## Written instruction
Leaving out the pictures, retype all the material exactly.

/---

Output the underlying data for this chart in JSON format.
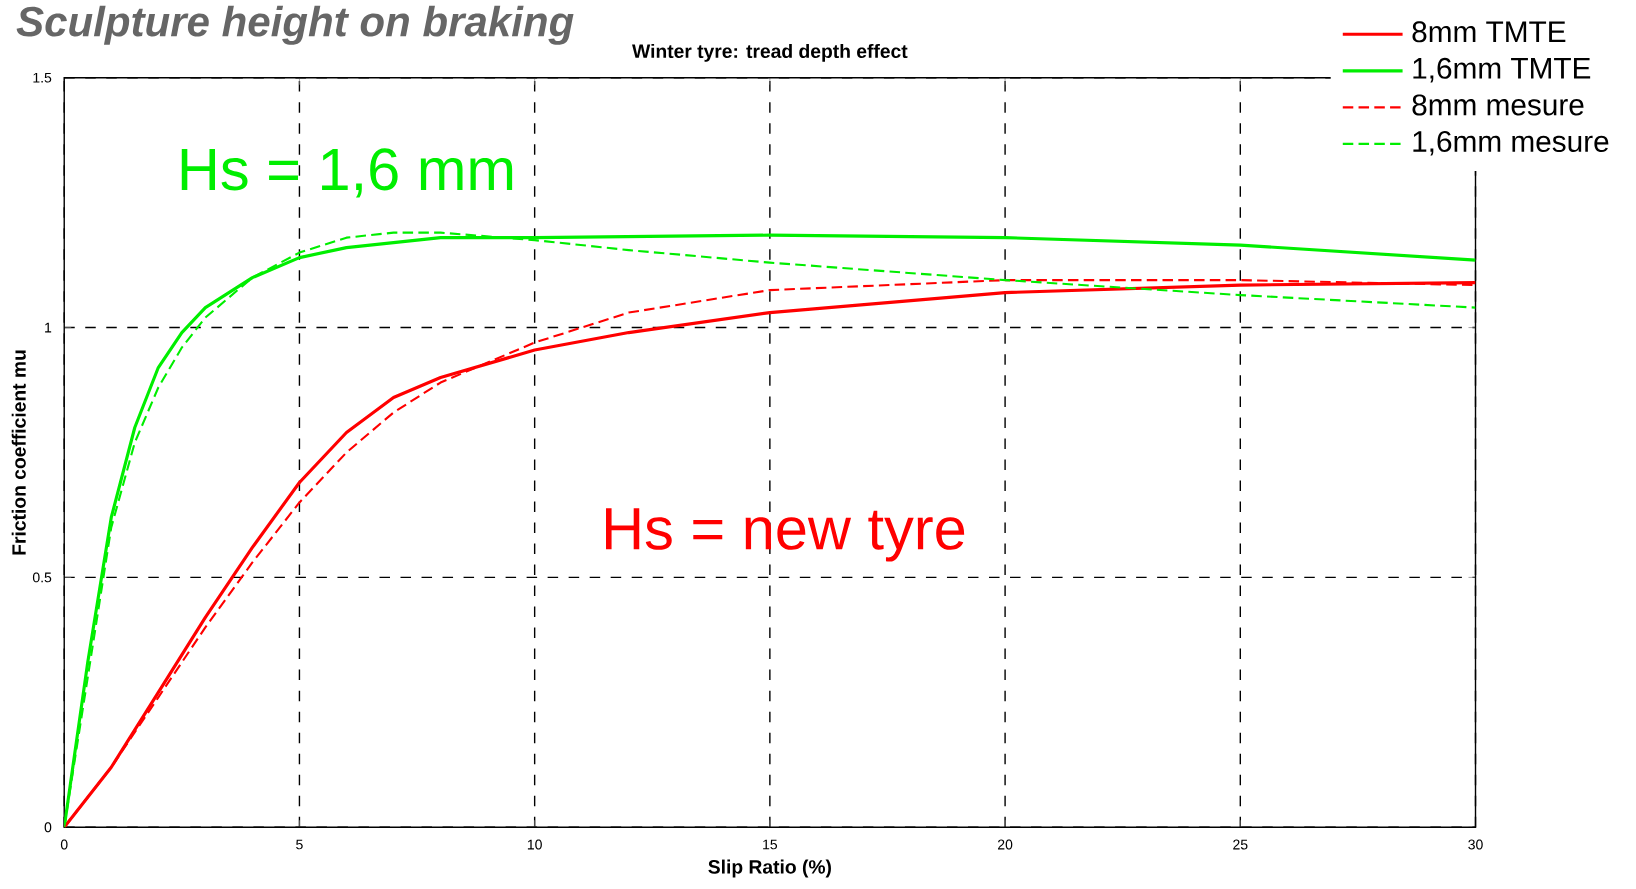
{
  "chart_data": {
    "type": "line",
    "title": "Sculpture height on braking",
    "subtitle": "Winter tyre: tread depth effect",
    "xlabel": "Slip Ratio (%)",
    "ylabel": "Friction coefficient mu",
    "xlim": [
      0,
      30
    ],
    "ylim": [
      0,
      1.5
    ],
    "xticks": [
      0,
      5,
      10,
      15,
      20,
      25,
      30
    ],
    "yticks": [
      0,
      0.5,
      1,
      1.5
    ],
    "grid": true,
    "legend": "top right",
    "series": [
      {
        "name": "8mm TMTE",
        "color": "#ff0000",
        "line_style": "solid",
        "x": [
          0,
          1,
          2,
          3,
          4,
          5,
          6,
          7,
          8,
          10,
          12,
          15,
          20,
          25,
          30
        ],
        "values": [
          0,
          0.12,
          0.27,
          0.42,
          0.56,
          0.69,
          0.79,
          0.86,
          0.9,
          0.955,
          0.99,
          1.03,
          1.07,
          1.085,
          1.09
        ]
      },
      {
        "name": "1,6mm TMTE",
        "color": "#00ee00",
        "line_style": "solid",
        "x": [
          0,
          0.5,
          1,
          1.5,
          2,
          2.5,
          3,
          4,
          5,
          6,
          8,
          10,
          15,
          20,
          25,
          30
        ],
        "values": [
          0,
          0.33,
          0.62,
          0.8,
          0.92,
          0.99,
          1.04,
          1.1,
          1.14,
          1.16,
          1.18,
          1.18,
          1.185,
          1.18,
          1.165,
          1.135
        ]
      },
      {
        "name": "8mm mesure",
        "color": "#ff0000",
        "line_style": "dashed",
        "x": [
          0,
          1,
          2,
          3,
          4,
          5,
          6,
          7,
          8,
          9,
          10,
          12,
          15,
          20,
          25,
          30
        ],
        "values": [
          0,
          0.12,
          0.26,
          0.4,
          0.53,
          0.65,
          0.75,
          0.83,
          0.89,
          0.93,
          0.97,
          1.03,
          1.075,
          1.095,
          1.095,
          1.085
        ]
      },
      {
        "name": "1,6mm mesure",
        "color": "#00ee00",
        "line_style": "dashed",
        "x": [
          0,
          0.5,
          1,
          1.5,
          2,
          2.5,
          3,
          4,
          5,
          6,
          7,
          8,
          10,
          12,
          15,
          20,
          25,
          30
        ],
        "values": [
          0,
          0.3,
          0.6,
          0.77,
          0.88,
          0.96,
          1.02,
          1.1,
          1.15,
          1.18,
          1.19,
          1.19,
          1.175,
          1.155,
          1.13,
          1.095,
          1.065,
          1.04
        ]
      }
    ],
    "annotations": [
      "Hs = 1,6 mm",
      "Hs = new tyre"
    ]
  }
}
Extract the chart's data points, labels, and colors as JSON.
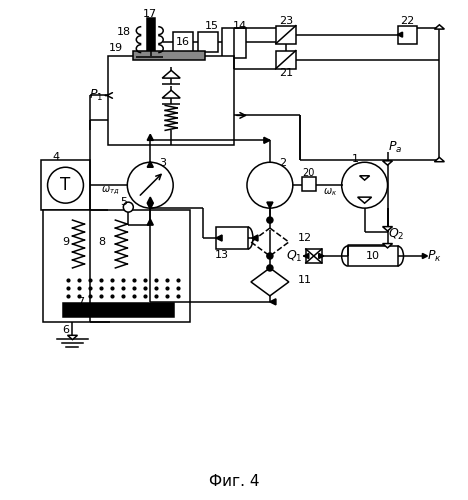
{
  "title": "Фиг. 4",
  "bg": "#ffffff",
  "lc": "#000000",
  "lw": 1.1,
  "fw": 4.68,
  "fh": 5.0,
  "dpi": 100
}
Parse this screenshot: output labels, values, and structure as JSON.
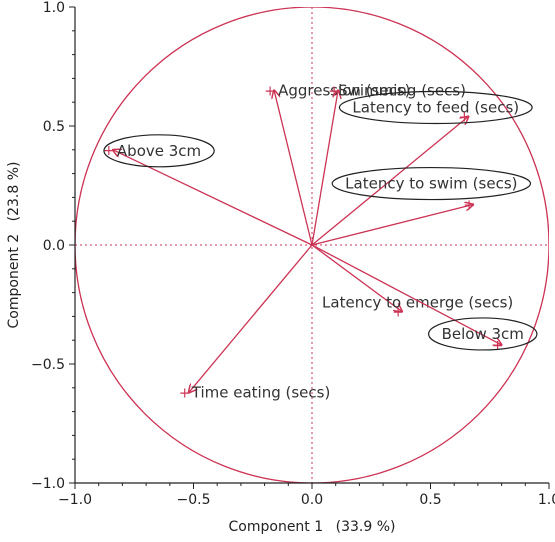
{
  "chart_data": {
    "type": "scatter",
    "subtype": "pca-correlation-circle",
    "title": "",
    "xlabel": "Component 1",
    "xlabel_pct": "(33.9 %)",
    "ylabel": "Component 2",
    "ylabel_pct": "(23.8 %)",
    "xlim": [
      -1.0,
      1.0
    ],
    "ylim": [
      -1.0,
      1.0
    ],
    "xticks": [
      -1.0,
      -0.5,
      0.0,
      0.5,
      1.0
    ],
    "yticks": [
      -1.0,
      -0.5,
      0.0,
      0.5,
      1.0
    ],
    "xtick_labels": [
      "−1.0",
      "−0.5",
      "0.0",
      "0.5",
      "1.0"
    ],
    "ytick_labels": [
      "−1.0",
      "−0.5",
      "0.0",
      "0.5",
      "1.0"
    ],
    "unit_circle": true,
    "origin_crosshair": "dotted",
    "grid": false,
    "colors": {
      "vectors": "#cc3355",
      "circle": "#cc3355",
      "ellipses": "#222222",
      "axes": "#222222"
    },
    "vectors": [
      {
        "name": "Aggression (secs)",
        "x": -0.16,
        "y": 0.65,
        "circled": false
      },
      {
        "name": "Swimming (secs)",
        "x": 0.11,
        "y": 0.65,
        "circled": false
      },
      {
        "name": "Latency to feed (secs)",
        "x": 0.66,
        "y": 0.54,
        "circled": true
      },
      {
        "name": "Above 3cm",
        "x": -0.84,
        "y": 0.4,
        "circled": true
      },
      {
        "name": "Latency to swim (secs)",
        "x": 0.68,
        "y": 0.17,
        "circled": true
      },
      {
        "name": "Latency to emerge (secs)",
        "x": 0.38,
        "y": -0.28,
        "circled": false
      },
      {
        "name": "Below 3cm",
        "x": 0.8,
        "y": -0.42,
        "circled": true
      },
      {
        "name": "Time eating (secs)",
        "x": -0.52,
        "y": -0.62,
        "circled": false
      }
    ]
  }
}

\---

## The reply
Output the underlying data for this chart in JSON format.
{
  "chart_data": {
    "type": "line",
    "title": "Sculpture height on braking",
    "subtitle": "Winter tyre: tread depth effect",
    "xlabel": "Slip Ratio (%)",
    "ylabel": "Friction coefficient mu",
    "xlim": [
      0,
      30
    ],
    "ylim": [
      0,
      1.5
    ],
    "xticks": [
      0,
      5,
      10,
      15,
      20,
      25,
      30
    ],
    "yticks": [
      0,
      0.5,
      1,
      1.5
    ],
    "grid": true,
    "legend": "top right",
    "series": [
      {
        "name": "8mm TMTE",
        "color": "#ff0000",
        "line_style": "solid",
        "x": [
          0,
          1,
          2,
          3,
          4,
          5,
          6,
          7,
          8,
          10,
          12,
          15,
          20,
          25,
          30
        ],
        "values": [
          0,
          0.12,
          0.27,
          0.42,
          0.56,
          0.69,
          0.79,
          0.86,
          0.9,
          0.955,
          0.99,
          1.03,
          1.07,
          1.085,
          1.09
        ]
      },
      {
        "name": "1,6mm TMTE",
        "color": "#00ee00",
        "line_style": "solid",
        "x": [
          0,
          0.5,
          1,
          1.5,
          2,
          2.5,
          3,
          4,
          5,
          6,
          8,
          10,
          15,
          20,
          25,
          30
        ],
        "values": [
          0,
          0.33,
          0.62,
          0.8,
          0.92,
          0.99,
          1.04,
          1.1,
          1.14,
          1.16,
          1.18,
          1.18,
          1.185,
          1.18,
          1.165,
          1.135
        ]
      },
      {
        "name": "8mm mesure",
        "color": "#ff0000",
        "line_style": "dashed",
        "x": [
          0,
          1,
          2,
          3,
          4,
          5,
          6,
          7,
          8,
          9,
          10,
          12,
          15,
          20,
          25,
          30
        ],
        "values": [
          0,
          0.12,
          0.26,
          0.4,
          0.53,
          0.65,
          0.75,
          0.83,
          0.89,
          0.93,
          0.97,
          1.03,
          1.075,
          1.095,
          1.095,
          1.085
        ]
      },
      {
        "name": "1,6mm mesure",
        "color": "#00ee00",
        "line_style": "dashed",
        "x": [
          0,
          0.5,
          1,
          1.5,
          2,
          2.5,
          3,
          4,
          5,
          6,
          7,
          8,
          10,
          12,
          15,
          20,
          25,
          30
        ],
        "values": [
          0,
          0.3,
          0.6,
          0.77,
          0.88,
          0.96,
          1.02,
          1.1,
          1.15,
          1.18,
          1.19,
          1.19,
          1.175,
          1.155,
          1.13,
          1.095,
          1.065,
          1.04
        ]
      }
    ],
    "annotations": [
      "Hs = 1,6 mm",
      "Hs = new tyre"
    ]
  }
}
Extract the chart's data points, labels, and colors as JSON.
{
  "title": "Фиг. 4",
  "bg": "#ffffff",
  "lc": "#000000",
  "lw": 1.1,
  "fw": 4.68,
  "fh": 5.0,
  "dpi": 100
}
Parse this screenshot: output labels, values, and structure as JSON.
{
  "chart_data": {
    "type": "scatter",
    "subtype": "pca-correlation-circle",
    "title": "",
    "xlabel": "Component 1",
    "xlabel_pct": "(33.9 %)",
    "ylabel": "Component 2",
    "ylabel_pct": "(23.8 %)",
    "xlim": [
      -1.0,
      1.0
    ],
    "ylim": [
      -1.0,
      1.0
    ],
    "xticks": [
      -1.0,
      -0.5,
      0.0,
      0.5,
      1.0
    ],
    "yticks": [
      -1.0,
      -0.5,
      0.0,
      0.5,
      1.0
    ],
    "xtick_labels": [
      "−1.0",
      "−0.5",
      "0.0",
      "0.5",
      "1.0"
    ],
    "ytick_labels": [
      "−1.0",
      "−0.5",
      "0.0",
      "0.5",
      "1.0"
    ],
    "unit_circle": true,
    "origin_crosshair": "dotted",
    "grid": false,
    "colors": {
      "vectors": "#cc3355",
      "circle": "#cc3355",
      "ellipses": "#222222",
      "axes": "#222222"
    },
    "vectors": [
      {
        "name": "Aggression (secs)",
        "x": -0.16,
        "y": 0.65,
        "circled": false
      },
      {
        "name": "Swimming (secs)",
        "x": 0.11,
        "y": 0.65,
        "circled": false
      },
      {
        "name": "Latency to feed (secs)",
        "x": 0.66,
        "y": 0.54,
        "circled": true
      },
      {
        "name": "Above 3cm",
        "x": -0.84,
        "y": 0.4,
        "circled": true
      },
      {
        "name": "Latency to swim (secs)",
        "x": 0.68,
        "y": 0.17,
        "circled": true
      },
      {
        "name": "Latency to emerge (secs)",
        "x": 0.38,
        "y": -0.28,
        "circled": false
      },
      {
        "name": "Below 3cm",
        "x": 0.8,
        "y": -0.42,
        "circled": true
      },
      {
        "name": "Time eating (secs)",
        "x": -0.52,
        "y": -0.62,
        "circled": false
      }
    ]
  }
}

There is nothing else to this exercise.